* [ACTION ITEM A] According to the article about Ogbo Okoronkwo, in what city did his family eventually settle?
* [ACTION ITEM B] Carry on the article about Ogbo Okoronkwo from the point where it stops.

* [EXTRACT]
Career NFL statistics as of 2025
- Total tackles: 132
- Sacks: 17
- Forced fumbles: 4
- Fumble recoveries: 1
- Pass deflections: 4
- Stats at Pro Football Reference

= Ogbo Okoronkwo =

American football player (born 1995)

Ogbonnia "Ogbo" Okoronkwo (born April 24, 1995) is an American professional football linebacker for the San Francisco 49ers of the National Football League (NFL). He played college football for the Oklahoma Sooners.

==Early life==
Ogbonnia “Ogbo” Okoronkwo was born in Gainesville, Florida to Nigerian parents. His parents emigrated from Nigeria to the United States in 1980 for his father to pursue a pharmacy degree. The family eventually settled in Houston, Texas, where his father was a pharmacist and his mother was a nurse. Okoronkwo’s parents expected him to pursue a career in the medical field and were strict about his academics, to the point that he only began playing football as a sophomore in high school, which he (and his five siblings) hid from his parents until his junior season, as he feared their disapproval. His parents relented upon recognizing his talent and potential for an athletic scholarship.

* [Extracted records]
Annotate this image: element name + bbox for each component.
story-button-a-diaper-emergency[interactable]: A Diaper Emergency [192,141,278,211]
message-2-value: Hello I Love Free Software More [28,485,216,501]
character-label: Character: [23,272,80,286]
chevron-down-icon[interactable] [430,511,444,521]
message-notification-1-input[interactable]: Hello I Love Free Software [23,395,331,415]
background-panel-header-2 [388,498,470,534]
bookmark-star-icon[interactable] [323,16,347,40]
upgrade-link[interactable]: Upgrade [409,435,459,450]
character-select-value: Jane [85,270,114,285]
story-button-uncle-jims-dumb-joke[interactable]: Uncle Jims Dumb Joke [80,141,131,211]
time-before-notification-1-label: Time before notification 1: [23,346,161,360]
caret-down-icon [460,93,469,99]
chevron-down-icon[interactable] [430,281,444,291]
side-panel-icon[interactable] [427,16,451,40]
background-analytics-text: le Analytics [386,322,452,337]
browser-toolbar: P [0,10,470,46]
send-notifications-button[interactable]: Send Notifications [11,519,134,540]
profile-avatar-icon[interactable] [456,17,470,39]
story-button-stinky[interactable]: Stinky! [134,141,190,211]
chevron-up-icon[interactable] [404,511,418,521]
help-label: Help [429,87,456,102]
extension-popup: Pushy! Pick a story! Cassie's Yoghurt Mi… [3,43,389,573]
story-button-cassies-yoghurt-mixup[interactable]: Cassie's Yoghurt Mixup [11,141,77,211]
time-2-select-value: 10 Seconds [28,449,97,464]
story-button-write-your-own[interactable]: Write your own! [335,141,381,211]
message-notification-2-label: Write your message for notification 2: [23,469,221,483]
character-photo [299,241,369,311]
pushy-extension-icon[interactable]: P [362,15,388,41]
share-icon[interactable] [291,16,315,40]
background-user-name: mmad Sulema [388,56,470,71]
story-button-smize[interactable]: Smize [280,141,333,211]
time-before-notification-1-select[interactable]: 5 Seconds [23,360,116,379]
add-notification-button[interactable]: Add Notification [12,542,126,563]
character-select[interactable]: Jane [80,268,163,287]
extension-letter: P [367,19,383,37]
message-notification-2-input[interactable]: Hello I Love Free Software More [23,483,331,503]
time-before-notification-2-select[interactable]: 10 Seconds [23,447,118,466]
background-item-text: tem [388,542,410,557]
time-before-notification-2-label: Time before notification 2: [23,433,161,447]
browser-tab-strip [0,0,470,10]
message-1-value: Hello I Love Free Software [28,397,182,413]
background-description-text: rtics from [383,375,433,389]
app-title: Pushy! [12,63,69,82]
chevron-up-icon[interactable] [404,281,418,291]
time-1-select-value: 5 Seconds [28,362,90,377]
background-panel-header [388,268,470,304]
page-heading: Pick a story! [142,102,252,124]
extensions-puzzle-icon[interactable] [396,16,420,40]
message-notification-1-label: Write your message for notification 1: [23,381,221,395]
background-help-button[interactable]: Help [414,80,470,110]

* [EXERCISE RESPONSE A] Houston, Texas.

* [EXERCISE RESPONSE B]
Okoronkwo attended Alief Taylor High School. A three-star recruit, he committed to the University of Oklahoma to play college football.

==College career==
Okoronkwo redshirted as a freshman in 2013. He then spent his redshirt freshman and redshirt sophomore seasons in 2014 and 2015 as a reserve linebacker, recording 17 tackles and four sacks in 20 games. He broke out as a junior in 2016, earning Second-team All-Big 12 honors while starting 12 games (missing one due to an injury). He recorded 71 tackles, 12 tackles for loss, nine sacks, and two forced fumbles.

As a senior in 2017, he was named the co-Big 12 Defensive Player of the Year and was voted an Associated Press Second-Team All-American, as well as earning First-team All-Big 12) honors. In 2017, he started all 14 games, recording 75 tackles, 17 tackles for loss, eight sacks, three forced fumbles, two fumble recoveries, and two pass breakups.

In his 4-year career at Oklahoma from 2014-2017, Okoronkwo played in 46 games with 26 starts. He recorded 164 career tackles with 34.5 tackles for loss, 21 sacks, five pass breakups, five forced fumbles, and two fumble recoveries. Okoronkwo graduated from Oklahoma in December 2017 with a bachelor’s degree in African and African-American Studies.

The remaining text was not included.